When rationing working capital by stocks of auxiliary materials, due to their large range, two groups are distinguished. According to the first of them, which includes the main types of these materials (at least 50% of the total annual expenditure), working capital standards are determined by the direct counting method, i.e. the same as for raw materials, basic materials and purchased semi-finished products. The working capital standard for the second group is determined by the analytical method based on the average actual balances of these materials for the previous period. Previously, excess, seasonal and unnecessary inventories are excluded from the amount of actual balances. The general standard of working capital for a group of auxiliary materials is determined as the product of their one-day consumption in production by the general standard of inventory in days.

The standard for fuel reserves is set similarly to the standard for raw materials, basic materials and purchased semi-finished products: based on the stock standard in days and one-day consumption for production and non-production needs. The standard is calculated for all types of fuel (technological, energy and non-production), with the exception of gas.

Rationing of working capital for container stocks is carried out depending on the sources of receipt and the method of using the containers. There are different types of packaging: purchased and home-produced, returnable and non-returnable.

Box annotation listing

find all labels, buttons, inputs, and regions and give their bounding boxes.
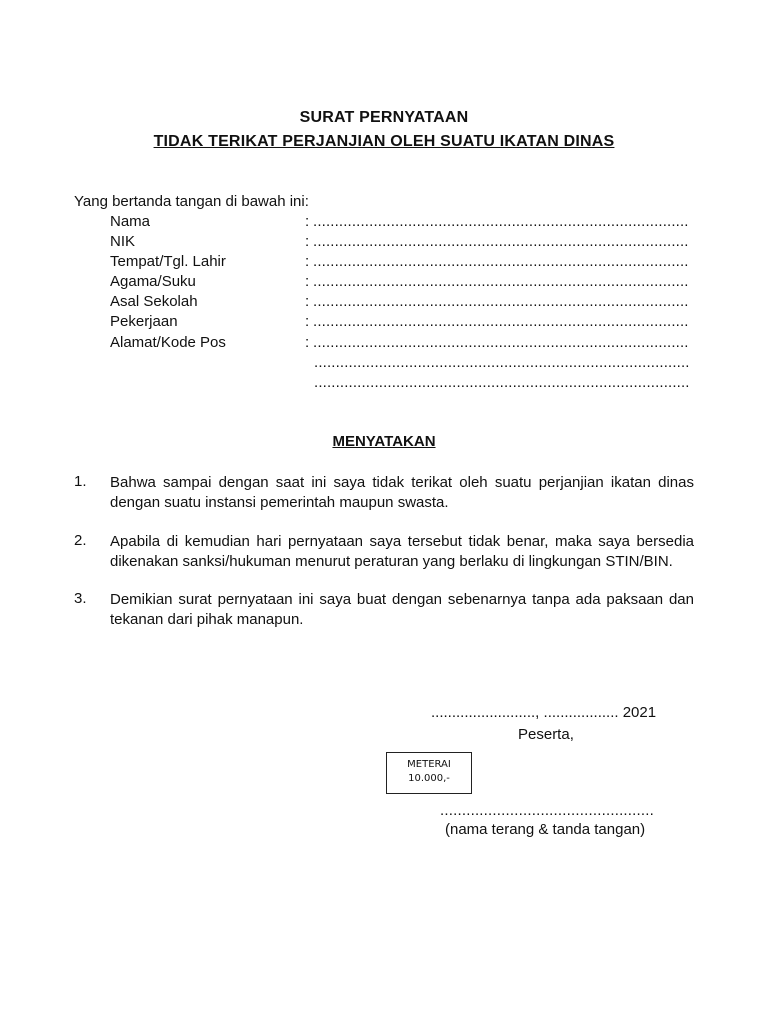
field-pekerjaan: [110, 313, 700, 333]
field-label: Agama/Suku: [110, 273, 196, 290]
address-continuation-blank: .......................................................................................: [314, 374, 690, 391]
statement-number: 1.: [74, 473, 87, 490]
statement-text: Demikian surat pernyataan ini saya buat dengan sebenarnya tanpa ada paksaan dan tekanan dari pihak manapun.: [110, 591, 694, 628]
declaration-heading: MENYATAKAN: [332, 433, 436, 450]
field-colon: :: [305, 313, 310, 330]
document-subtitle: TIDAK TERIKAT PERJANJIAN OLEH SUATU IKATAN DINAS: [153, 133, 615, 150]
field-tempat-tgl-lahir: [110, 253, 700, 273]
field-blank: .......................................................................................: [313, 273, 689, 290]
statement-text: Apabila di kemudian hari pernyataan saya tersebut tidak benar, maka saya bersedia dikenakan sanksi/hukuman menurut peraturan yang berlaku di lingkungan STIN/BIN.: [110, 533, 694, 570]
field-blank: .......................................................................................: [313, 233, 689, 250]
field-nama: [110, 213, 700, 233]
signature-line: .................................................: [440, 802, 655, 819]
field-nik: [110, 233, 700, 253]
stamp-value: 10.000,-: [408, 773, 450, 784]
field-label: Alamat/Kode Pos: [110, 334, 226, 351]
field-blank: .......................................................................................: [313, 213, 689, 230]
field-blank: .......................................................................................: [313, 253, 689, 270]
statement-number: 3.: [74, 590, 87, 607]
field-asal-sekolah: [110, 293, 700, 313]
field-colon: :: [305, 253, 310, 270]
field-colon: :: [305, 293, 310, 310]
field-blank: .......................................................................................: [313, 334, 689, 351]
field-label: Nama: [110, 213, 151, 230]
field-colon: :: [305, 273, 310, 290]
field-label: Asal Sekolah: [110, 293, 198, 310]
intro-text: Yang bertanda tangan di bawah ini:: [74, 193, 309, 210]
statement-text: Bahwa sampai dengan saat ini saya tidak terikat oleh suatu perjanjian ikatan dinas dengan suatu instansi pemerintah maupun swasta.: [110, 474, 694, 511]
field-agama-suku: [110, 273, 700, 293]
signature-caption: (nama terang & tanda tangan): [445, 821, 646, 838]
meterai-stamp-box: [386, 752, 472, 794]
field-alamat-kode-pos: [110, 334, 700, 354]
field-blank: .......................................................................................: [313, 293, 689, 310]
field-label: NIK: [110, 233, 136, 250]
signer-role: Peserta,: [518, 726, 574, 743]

→ **Task objective**
Rewrite the passage from the text on working capital standards, beginning at the words "Rationing of working" and stopping after "returnable and non-returnable.". Replace "packaging" with "tare". This listing was taken from a different source than the text.

→ **Complete output**
Rationing of working capital for container stocks is carried out depending on the sources of receipt and the method of using the containers. There are different types of tare: purchased and home-produced, returnable and non-returnable.